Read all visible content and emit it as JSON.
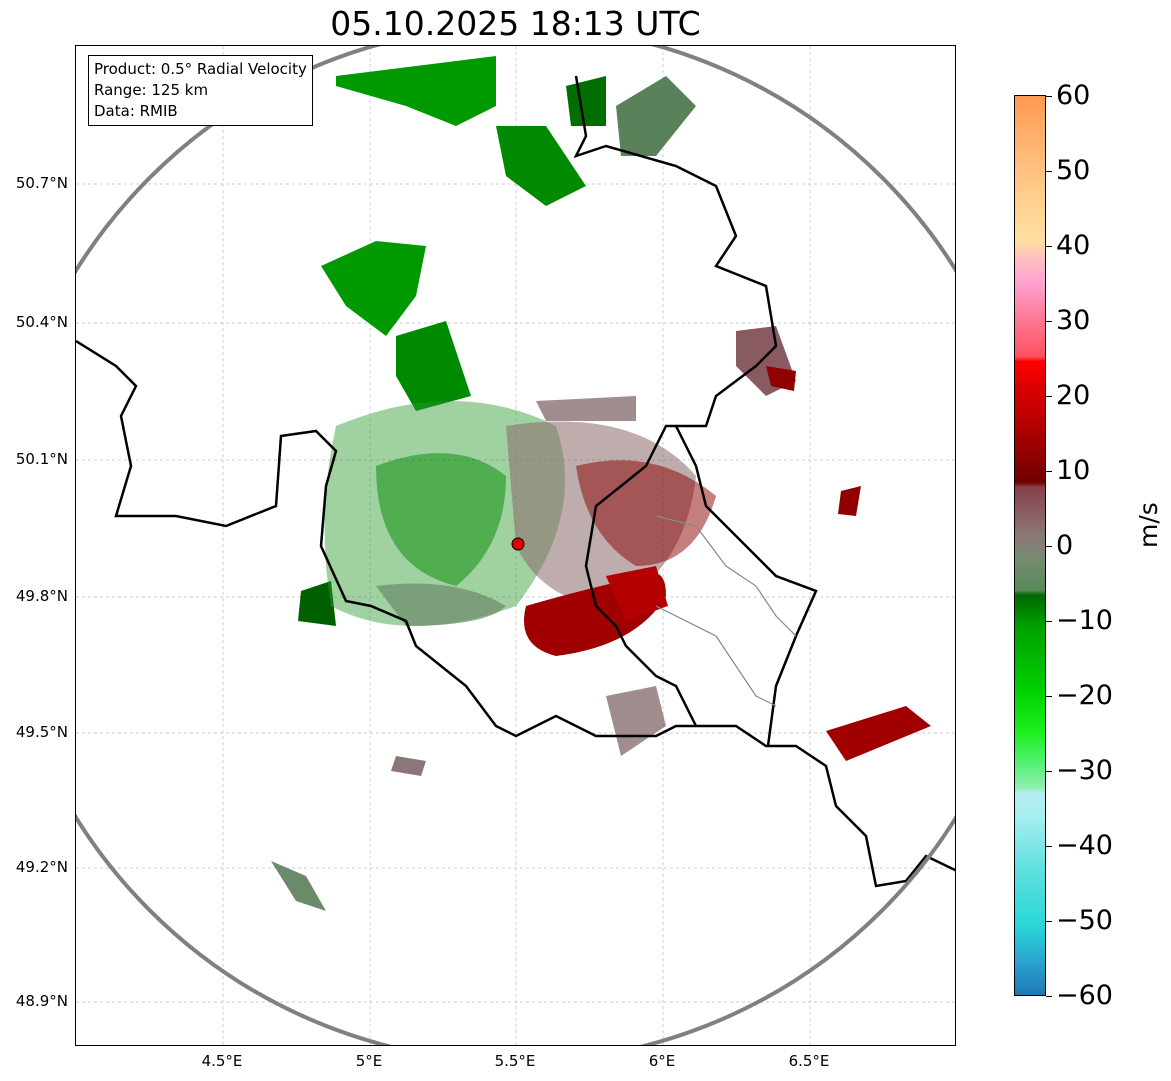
{
  "title": "05.10.2025 18:13 UTC",
  "info": {
    "product": "Product: 0.5° Radial Velocity",
    "range": "Range: 125 km",
    "data": "Data: RMIB"
  },
  "axes": {
    "lat_ticks": [
      "50.7°N",
      "50.4°N",
      "50.1°N",
      "49.8°N",
      "49.5°N",
      "49.2°N",
      "48.9°N"
    ],
    "lon_ticks": [
      "4.5°E",
      "5°E",
      "5.5°E",
      "6°E",
      "6.5°E"
    ]
  },
  "colorbar": {
    "unit": "m/s",
    "ticks": [
      "60",
      "50",
      "40",
      "30",
      "20",
      "10",
      "0",
      "−10",
      "−20",
      "−30",
      "−40",
      "−50",
      "−60"
    ],
    "range": [
      -60,
      60
    ]
  },
  "colors": {
    "radar_site": "#e00000",
    "range_ring": "#808080",
    "approaching": "#008000",
    "receding": "#a00000"
  }
}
....
*WORK TO DO*.
Each record above should be copied character for character, with pictures dropped.

*SOLVED PROBLEM*.
Read all visible content and emit it as JSON.
{
  "title": "05.10.2025 18:13 UTC",
  "info": {
    "product": "Product: 0.5° Radial Velocity",
    "range": "Range: 125 km",
    "data": "Data: RMIB"
  },
  "axes": {
    "lat_ticks": [
      "50.7°N",
      "50.4°N",
      "50.1°N",
      "49.8°N",
      "49.5°N",
      "49.2°N",
      "48.9°N"
    ],
    "lon_ticks": [
      "4.5°E",
      "5°E",
      "5.5°E",
      "6°E",
      "6.5°E"
    ]
  },
  "colorbar": {
    "unit": "m/s",
    "ticks": [
      "60",
      "50",
      "40",
      "30",
      "20",
      "10",
      "0",
      "−10",
      "−20",
      "−30",
      "−40",
      "−50",
      "−60"
    ],
    "range": [
      -60,
      60
    ]
  },
  "colors": {
    "radar_site": "#e00000",
    "range_ring": "#808080",
    "approaching": "#008000",
    "receding": "#a00000"
  }
}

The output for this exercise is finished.